## BEGIN Raw data
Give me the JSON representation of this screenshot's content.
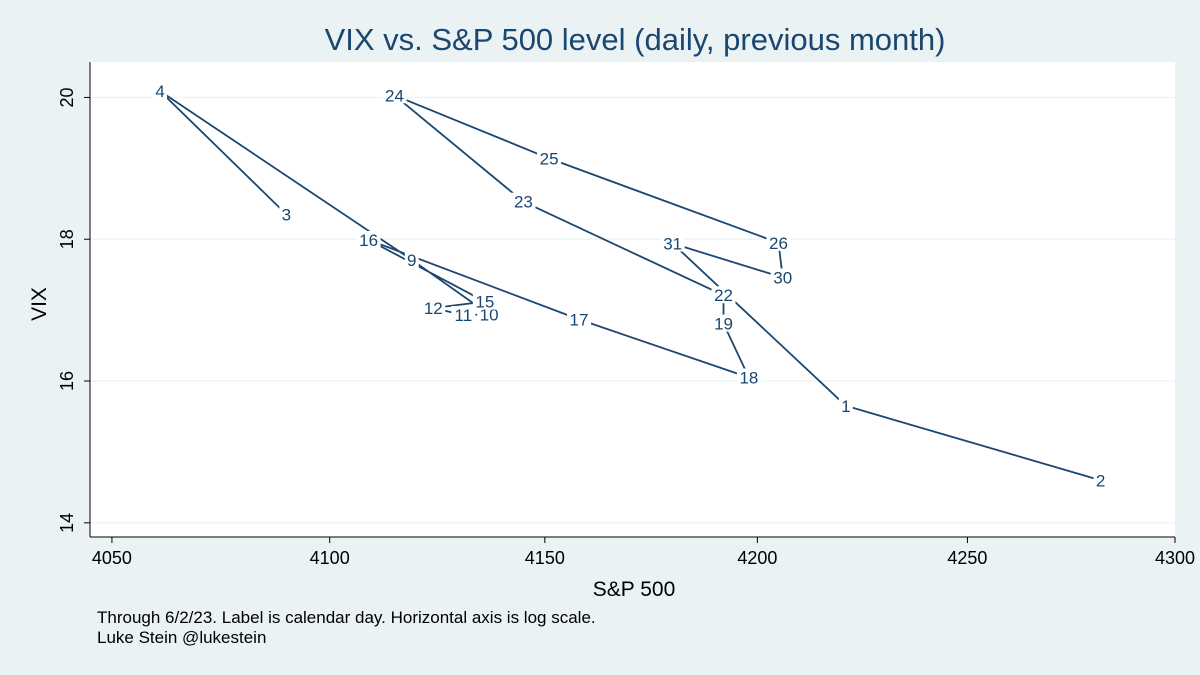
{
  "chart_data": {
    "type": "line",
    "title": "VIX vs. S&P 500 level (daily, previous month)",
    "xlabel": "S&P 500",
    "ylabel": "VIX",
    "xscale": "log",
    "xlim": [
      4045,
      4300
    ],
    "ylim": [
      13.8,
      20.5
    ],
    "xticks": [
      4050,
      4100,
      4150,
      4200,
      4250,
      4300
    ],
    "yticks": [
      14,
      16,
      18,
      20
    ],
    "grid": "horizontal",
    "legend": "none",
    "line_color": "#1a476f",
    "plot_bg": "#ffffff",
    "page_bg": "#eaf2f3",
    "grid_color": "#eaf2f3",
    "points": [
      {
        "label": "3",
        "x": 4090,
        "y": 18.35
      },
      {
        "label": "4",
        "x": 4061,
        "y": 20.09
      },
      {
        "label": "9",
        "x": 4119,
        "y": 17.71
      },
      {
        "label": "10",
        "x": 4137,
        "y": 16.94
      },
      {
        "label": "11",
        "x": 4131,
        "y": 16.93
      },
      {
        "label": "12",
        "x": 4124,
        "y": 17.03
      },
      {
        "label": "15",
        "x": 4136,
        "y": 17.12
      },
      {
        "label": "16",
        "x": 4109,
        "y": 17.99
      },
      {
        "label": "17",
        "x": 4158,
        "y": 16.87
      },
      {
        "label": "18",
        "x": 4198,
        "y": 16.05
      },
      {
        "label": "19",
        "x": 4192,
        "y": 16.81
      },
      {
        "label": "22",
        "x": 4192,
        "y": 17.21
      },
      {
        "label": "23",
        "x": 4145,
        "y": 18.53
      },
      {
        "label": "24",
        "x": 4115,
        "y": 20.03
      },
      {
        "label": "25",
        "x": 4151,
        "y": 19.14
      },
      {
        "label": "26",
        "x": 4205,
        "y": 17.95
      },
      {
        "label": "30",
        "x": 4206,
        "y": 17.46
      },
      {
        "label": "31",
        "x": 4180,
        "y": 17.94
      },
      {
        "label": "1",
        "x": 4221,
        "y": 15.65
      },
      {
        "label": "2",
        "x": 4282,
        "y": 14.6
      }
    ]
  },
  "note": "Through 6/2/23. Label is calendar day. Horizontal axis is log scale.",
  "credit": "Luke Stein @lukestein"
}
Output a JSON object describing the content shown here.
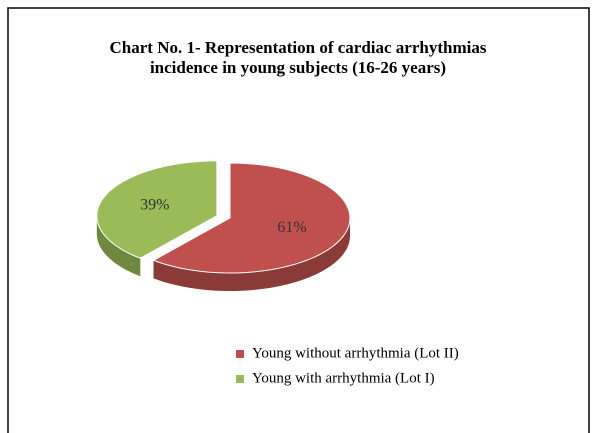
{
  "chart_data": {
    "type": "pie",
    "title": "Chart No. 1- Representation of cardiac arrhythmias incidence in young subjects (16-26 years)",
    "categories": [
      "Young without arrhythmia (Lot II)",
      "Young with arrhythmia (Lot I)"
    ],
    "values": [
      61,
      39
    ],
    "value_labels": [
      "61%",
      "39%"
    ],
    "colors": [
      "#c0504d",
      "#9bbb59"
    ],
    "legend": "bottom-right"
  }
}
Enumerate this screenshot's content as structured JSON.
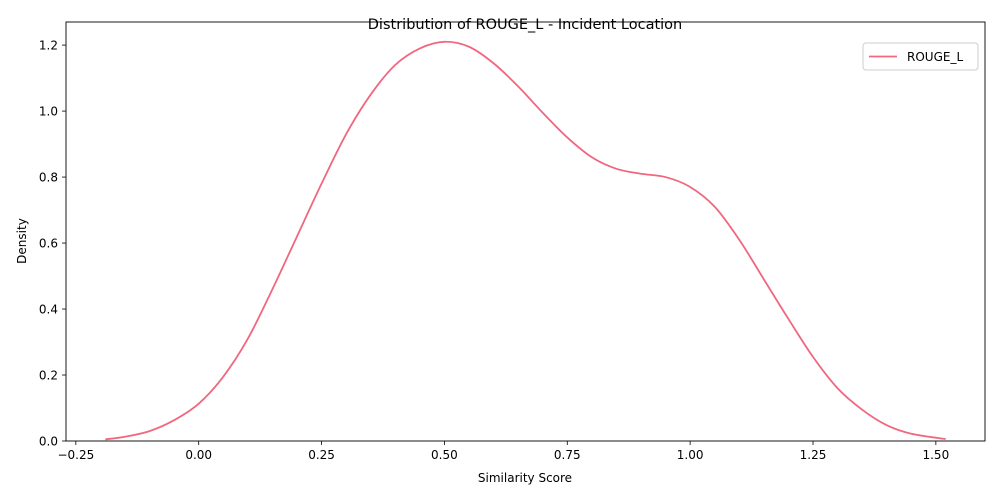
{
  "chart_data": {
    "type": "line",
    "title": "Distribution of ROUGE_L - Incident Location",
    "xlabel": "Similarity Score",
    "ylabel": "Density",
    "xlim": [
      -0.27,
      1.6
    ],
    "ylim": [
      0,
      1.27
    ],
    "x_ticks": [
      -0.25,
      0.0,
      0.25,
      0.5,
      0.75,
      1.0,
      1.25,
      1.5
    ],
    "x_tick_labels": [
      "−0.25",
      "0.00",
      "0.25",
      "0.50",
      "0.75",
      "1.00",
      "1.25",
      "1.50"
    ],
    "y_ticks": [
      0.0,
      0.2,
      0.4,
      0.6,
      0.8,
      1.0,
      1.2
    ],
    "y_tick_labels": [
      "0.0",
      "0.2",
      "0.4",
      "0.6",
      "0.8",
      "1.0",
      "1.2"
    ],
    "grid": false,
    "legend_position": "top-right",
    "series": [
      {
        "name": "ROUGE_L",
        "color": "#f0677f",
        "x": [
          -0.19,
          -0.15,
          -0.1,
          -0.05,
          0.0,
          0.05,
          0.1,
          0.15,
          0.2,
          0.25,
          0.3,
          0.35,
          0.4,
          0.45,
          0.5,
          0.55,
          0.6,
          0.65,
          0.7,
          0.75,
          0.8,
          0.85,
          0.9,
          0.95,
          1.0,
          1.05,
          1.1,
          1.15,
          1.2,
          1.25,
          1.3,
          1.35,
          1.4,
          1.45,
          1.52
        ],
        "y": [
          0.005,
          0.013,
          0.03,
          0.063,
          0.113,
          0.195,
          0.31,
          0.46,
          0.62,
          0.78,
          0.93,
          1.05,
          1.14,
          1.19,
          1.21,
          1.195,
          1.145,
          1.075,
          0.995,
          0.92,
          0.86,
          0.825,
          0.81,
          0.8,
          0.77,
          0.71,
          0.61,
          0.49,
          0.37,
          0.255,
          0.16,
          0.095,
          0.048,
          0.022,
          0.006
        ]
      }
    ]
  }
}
## END Raw data
• **What you have to do**:
Look above for every line with the word "this" and copy it.

• **Exercise output**:
Give me the JSON representation of this screenshot's content.
Enumerate this screenshot's content as structured JSON.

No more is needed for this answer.